• **RECORDED INFORMATION**
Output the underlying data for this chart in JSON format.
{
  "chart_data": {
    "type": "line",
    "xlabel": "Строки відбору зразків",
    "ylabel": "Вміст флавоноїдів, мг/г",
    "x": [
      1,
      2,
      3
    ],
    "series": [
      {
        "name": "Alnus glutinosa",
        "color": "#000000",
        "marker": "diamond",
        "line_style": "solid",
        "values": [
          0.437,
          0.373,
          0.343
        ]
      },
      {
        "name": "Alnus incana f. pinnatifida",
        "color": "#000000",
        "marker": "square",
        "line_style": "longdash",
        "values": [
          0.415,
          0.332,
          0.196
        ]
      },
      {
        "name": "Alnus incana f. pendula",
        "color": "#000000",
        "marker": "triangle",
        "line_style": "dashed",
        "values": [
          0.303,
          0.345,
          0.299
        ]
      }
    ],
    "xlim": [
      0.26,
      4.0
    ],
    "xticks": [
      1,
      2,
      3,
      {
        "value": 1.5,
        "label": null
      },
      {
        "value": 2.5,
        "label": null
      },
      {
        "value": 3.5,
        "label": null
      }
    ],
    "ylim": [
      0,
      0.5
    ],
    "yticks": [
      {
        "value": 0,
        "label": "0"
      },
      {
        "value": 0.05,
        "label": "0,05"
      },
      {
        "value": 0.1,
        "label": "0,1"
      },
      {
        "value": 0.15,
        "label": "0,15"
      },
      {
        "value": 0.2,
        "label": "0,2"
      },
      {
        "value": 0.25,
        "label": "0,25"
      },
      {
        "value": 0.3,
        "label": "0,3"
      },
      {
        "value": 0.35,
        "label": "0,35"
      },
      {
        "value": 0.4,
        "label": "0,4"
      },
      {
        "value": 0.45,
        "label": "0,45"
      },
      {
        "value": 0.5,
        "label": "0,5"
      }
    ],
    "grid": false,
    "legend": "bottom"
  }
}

• **OBJECTIVE**
Where a line above holds the string "incana", show that line.

• **COMPLETE RESPONSE**
        "name": "Alnus incana f. pinnatifida",
        "name": "Alnus incana f. pendula",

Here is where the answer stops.